▸ Exercise 1
Update everything from the start of the entries down to the line containing "site-header: 国家企业信用信息公示系统 National", replacing "bounding box" with "enclosing rectangle" and leaving the rest unchanged.

How does Childcare help or hinder wellbeing?

I was a SAHM for 7 years and then I went back to school. I was really worried about how my 1 and 3 year olds would fare, especially since my oldest 2 had had me all to themselves until kindergarten. I had a lot of fear going into it. Honestly, it's been great. I'm glad they are in an "institution". The people who care for them have a 2 year diploma on childcare and they are loving and professional. There is oversight and supervision with 2 care providers in each room and circulating staff as well as the manager who checks in with the rooms frequently. They eat the nutritious food they're served because all the others kids are eating it and they are really engaged all day. Plus they are happy. They like their providers, and my 3 year old likes her little friends. My 1 year old is moving to the toddler room soon and I am a bit anxious about that but I think she'll be okay. As a SAHM I worried a lot about whether or not I was giving them enough outside interaction and stimulation. We did go out a lot and do many things and I think the kids fared fine at home too. I think both ways are just great. I would say my younger two are a LOT more comfortable with other people than my older two were at their ages. My first two didn't want to be without me. But at 5 and 7 they are both outgoing now too.

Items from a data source
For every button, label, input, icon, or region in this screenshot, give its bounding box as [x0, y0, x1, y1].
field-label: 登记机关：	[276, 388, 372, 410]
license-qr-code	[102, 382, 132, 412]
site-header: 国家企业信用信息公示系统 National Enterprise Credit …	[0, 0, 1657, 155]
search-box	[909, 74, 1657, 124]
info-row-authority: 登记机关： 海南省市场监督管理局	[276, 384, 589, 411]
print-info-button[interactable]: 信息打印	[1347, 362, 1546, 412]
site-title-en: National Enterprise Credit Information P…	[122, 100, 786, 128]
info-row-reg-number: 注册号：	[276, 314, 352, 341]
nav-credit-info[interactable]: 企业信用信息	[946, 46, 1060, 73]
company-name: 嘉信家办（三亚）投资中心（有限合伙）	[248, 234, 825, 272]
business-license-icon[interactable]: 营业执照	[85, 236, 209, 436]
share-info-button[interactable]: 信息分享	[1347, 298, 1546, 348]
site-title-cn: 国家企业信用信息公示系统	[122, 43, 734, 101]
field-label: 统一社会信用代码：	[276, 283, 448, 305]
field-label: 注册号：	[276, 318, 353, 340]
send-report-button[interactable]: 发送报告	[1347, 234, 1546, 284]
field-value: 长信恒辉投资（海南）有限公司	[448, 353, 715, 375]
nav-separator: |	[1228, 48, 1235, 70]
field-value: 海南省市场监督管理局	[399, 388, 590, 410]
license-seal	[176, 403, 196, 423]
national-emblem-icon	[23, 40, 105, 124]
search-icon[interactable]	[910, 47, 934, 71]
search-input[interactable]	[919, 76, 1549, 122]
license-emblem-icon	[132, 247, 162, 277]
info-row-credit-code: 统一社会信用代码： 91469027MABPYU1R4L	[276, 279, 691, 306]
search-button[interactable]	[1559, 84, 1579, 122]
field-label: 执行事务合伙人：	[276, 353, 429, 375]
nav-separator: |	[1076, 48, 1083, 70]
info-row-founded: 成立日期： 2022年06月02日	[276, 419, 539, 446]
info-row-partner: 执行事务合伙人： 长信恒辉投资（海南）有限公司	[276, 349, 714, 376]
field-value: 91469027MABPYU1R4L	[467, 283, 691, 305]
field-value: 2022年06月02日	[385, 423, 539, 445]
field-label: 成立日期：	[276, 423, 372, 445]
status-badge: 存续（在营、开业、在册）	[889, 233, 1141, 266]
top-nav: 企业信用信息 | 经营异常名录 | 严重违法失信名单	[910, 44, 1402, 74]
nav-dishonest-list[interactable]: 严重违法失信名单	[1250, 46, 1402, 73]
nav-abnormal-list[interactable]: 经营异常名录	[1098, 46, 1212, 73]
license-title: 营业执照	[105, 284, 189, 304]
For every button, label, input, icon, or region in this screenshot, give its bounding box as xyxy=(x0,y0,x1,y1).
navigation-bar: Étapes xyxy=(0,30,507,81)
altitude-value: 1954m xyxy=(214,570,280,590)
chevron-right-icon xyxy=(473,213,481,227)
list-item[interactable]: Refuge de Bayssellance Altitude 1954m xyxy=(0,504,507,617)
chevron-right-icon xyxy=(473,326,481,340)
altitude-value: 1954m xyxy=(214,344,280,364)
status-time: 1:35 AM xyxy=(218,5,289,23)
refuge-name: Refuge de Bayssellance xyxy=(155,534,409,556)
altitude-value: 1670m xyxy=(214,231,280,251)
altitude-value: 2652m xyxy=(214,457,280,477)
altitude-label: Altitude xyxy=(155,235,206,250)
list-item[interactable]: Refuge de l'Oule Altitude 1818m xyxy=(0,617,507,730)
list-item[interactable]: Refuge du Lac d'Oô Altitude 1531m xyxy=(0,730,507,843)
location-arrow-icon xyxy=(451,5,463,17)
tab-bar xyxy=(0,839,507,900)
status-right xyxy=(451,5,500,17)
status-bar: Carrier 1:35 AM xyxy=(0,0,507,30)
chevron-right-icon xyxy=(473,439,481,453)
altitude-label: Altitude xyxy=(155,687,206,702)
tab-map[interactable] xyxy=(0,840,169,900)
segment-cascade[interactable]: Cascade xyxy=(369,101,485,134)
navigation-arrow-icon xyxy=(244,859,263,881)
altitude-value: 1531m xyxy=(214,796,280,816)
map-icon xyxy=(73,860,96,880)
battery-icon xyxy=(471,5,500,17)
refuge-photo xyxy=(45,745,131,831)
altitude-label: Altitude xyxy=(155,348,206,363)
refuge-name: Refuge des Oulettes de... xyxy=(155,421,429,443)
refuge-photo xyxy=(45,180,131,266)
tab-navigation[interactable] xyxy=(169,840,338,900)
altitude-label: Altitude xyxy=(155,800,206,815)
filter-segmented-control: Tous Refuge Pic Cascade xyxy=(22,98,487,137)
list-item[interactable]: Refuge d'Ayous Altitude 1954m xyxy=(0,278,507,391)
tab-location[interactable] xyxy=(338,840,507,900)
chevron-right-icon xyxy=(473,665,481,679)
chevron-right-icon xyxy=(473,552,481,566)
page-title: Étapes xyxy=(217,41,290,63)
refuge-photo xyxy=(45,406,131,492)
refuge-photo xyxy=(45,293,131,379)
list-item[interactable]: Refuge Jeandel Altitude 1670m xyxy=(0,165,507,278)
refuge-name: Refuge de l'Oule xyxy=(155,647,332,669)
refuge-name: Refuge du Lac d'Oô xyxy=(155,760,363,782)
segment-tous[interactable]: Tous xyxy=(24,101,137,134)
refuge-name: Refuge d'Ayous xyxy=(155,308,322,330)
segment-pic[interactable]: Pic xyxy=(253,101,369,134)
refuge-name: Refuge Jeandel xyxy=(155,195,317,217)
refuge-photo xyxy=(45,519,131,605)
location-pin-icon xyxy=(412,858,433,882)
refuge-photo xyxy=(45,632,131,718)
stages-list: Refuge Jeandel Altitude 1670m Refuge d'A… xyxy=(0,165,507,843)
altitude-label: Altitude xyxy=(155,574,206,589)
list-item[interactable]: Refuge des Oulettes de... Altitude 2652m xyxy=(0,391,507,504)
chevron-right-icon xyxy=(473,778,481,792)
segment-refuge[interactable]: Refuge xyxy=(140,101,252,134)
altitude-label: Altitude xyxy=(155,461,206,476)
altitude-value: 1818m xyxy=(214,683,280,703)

▸ Exercise 2
List the current ages of the writer's four children as the childcare post gives them.

▸ Full solution 1
For every button, label, input, icon, or region in this screenshot, give its enclosing rectangle as [x0, y0, x1, y1].
field-label: 登记机关：	[276, 388, 372, 410]
license-qr-code	[102, 382, 132, 412]
site-header: 国家企业信用信息公示系统 National Enterprise Credit …	[0, 0, 1657, 155]

▸ Full solution 2
1, 3, 5, 7